Text block section start

State offers to 'pause' medical marijuana licensing process; could delay program launch

The Ohio Department of Commerce is willing to hit the pause button on the review process for medical marijuana licenses, which has come under scrutiny from state regulators.

Ohio Auditor Dave Yost recently raised concerns about what he described as a “critical flaw” in the review of medical marijuana grower applications that would have allowed application graders’ computer accounts to be hacked.

Yost said outsiders could have signed on to the state-sponsored system for grading applications and manipulated the scores that were used late last year to grant 24 licenses for large and small marijuana growers in Ohio.

In a letter to Yost’s office, the commerce department acknowledged the problem and identified at least one error in the review process after responding to a request for documents from the auditor’s office.

“Please be aware that while taking steps to respond to document requests from your audit staff, the Department on February 12, 2018 identified inadvertent data input errors in the financial data plan scoring of the cultivator applications,” according to the letter obtained by the Enquirer.

PharmaCann would have been the eighth highest-scoring applicant among the large growers if the scores were calculated correctly, the commerce department said.

Given such concerns, the commerce department offered Yost to “pause any porting of the MMCP’s process that you deem necessary,” reads the letter from commerce director Jacqueline Williams.

The commerce department is currently reviewing license applications for up to 40 medical weed processors and an undetermined number for testing laboratories.

Applications for retail dispensaries are under review by the State of Ohio Board of Pharmacy.

But the auditor’s office acknowledged in an email that it had received the letter from the commerce department and was “formulating a response.”

If Yost accepts the commerce department’s offer to pause the review process, it would put added pressure on the commerce department to complete the licensing process before the state’s Medical Marijuana Control Program is required by law to become fully operational on Sept. 8.

“Talk of further delays in the implementation of Ohio’s Medical Marijuana Control Program will only prolong patient suffering,” according to a statement from Thomas Rosenberger, executive director of the National Cannabis Industry Association of Ohio.

Text block section end

▶ _Action item A_
Decide whether each statement below agrees with the article on Ohio's medical marijuana licensing. Answer yes or no for each, and quote the words of the article that decide it.
(i) The flaw Yost described involved the review of applications from medical marijuana processors.
(ii) The scores in question were used to grant 24 licenses to marijuana growers.
(iii) The commerce department is reviewing the applications for retail dispensaries.
▶ _Action item B_
Write the next part of the article on Ohio's medical marijuana licensing, starting after its final paragraph.

Entries supplied section start

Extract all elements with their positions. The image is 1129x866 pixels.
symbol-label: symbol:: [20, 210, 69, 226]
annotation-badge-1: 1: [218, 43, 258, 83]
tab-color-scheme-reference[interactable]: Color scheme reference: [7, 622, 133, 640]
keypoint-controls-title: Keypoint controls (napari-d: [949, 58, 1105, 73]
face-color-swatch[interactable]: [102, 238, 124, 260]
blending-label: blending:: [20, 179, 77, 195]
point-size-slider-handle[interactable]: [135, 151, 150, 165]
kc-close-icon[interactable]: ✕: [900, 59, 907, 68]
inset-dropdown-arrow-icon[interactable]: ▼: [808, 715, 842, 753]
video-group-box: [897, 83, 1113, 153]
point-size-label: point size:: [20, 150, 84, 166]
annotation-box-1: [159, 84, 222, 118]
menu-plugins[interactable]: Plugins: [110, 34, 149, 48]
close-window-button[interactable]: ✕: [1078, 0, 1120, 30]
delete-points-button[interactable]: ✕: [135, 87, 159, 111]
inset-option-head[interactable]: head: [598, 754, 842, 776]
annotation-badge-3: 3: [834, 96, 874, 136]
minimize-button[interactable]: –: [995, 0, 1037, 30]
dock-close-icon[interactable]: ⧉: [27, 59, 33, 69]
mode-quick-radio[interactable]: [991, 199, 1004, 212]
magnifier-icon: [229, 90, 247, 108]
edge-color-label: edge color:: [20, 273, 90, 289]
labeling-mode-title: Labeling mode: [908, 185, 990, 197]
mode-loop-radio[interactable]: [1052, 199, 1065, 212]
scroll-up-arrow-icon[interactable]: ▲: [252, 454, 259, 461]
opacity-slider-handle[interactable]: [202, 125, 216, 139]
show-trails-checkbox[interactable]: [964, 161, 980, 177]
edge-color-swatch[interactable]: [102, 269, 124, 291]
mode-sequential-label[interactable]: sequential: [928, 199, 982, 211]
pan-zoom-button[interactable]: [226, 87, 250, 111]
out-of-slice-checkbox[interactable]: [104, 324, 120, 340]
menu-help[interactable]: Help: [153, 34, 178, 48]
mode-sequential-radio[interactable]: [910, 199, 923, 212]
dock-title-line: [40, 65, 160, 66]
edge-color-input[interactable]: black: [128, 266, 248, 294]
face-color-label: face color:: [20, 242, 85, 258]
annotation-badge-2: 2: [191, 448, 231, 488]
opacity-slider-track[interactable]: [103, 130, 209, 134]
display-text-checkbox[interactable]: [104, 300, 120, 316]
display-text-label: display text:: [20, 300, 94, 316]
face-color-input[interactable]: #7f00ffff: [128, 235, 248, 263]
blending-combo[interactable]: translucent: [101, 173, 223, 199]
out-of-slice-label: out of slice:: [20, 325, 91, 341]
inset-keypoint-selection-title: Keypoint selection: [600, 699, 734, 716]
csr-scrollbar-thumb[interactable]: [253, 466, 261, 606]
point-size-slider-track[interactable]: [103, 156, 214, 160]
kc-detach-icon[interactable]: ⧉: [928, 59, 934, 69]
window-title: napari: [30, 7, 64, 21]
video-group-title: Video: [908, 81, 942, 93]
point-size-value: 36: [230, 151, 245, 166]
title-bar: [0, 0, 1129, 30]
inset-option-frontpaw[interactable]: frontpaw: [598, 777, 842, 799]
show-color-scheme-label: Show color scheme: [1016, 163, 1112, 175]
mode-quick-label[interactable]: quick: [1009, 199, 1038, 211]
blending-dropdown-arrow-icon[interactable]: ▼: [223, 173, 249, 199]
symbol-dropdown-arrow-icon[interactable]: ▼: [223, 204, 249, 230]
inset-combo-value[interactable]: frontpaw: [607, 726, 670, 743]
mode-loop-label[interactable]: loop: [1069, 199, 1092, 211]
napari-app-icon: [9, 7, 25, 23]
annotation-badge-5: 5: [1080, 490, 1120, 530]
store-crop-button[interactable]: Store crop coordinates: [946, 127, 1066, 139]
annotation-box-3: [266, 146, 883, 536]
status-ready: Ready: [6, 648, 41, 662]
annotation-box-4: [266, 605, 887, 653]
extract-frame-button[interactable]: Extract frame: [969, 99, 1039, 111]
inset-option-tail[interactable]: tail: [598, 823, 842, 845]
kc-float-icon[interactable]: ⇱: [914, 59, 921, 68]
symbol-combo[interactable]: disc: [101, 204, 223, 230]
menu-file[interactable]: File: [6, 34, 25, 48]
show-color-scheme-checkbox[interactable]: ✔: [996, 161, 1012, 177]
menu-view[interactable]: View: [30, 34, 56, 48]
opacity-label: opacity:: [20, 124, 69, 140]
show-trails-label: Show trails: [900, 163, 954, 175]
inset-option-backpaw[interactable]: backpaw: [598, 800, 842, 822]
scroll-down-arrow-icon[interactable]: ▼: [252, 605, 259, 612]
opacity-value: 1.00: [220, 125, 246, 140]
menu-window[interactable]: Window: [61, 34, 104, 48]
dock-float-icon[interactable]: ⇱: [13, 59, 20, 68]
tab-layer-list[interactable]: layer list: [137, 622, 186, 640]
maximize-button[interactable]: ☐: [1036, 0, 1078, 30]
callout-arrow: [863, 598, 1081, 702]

Entries supplied section end

▶ _Your response A_
(i) No: "review of medical marijuana grower applications"
(ii) Yes: "grant 24 licenses for large and small marijuana growers in Ohio"
(iii) No: "Applications for retail dispensaries are under review by the State of Ohio Board of Pharmacy."

▶ _Your response B_
Previously, the commerce department said it was confident in the review process and would not alter or stop the process after coming under fire from Yost and other state officials for failing to disclose a prior drug conviction for one of the cultivation application reviewers.

The drug conviction was uncovered by CannAscend Ohio – a Cincinnati-based investment group that was among 97 applicants in Ohio denied a provisional license for large medial marijuana growers.

After reviewing records associated with the application process, CannAscend lawyers found that one of the application graders, Trevor C. Bozeman, pled guilty in 2005 to possession with intent to manufacture or distribute a controlled substance in Pennsylvania and was sentenced to three years of probation.

CannAscend CEO Jimmy Gould has said he believes the undisclosed drug conviction was just one of a number of significant irregularities in the growers’ application review process, and he’s planning to file a lawsuit against the state next week in Franklin County Common Pleas Court.

“CannAscend has long maintained the Cultivation Application Process had critically fatal flaws. Director William’s letter to Auditor Yost confirms that she and the Department have begun to acknowledge some, but not all of the problems. Sadly, this realization did not occur until there was smoke billowing out of the Department of Commerce, from the fire that is consuming Ohio’s Medical Marijuana Control Program,” Gould’s business partner, Ian James, said in an email. “The fact that Director Williams is now seeking a path to recovery, asking for help and willing to pause the program will have no bearing on CannAscend’s lawsuit.”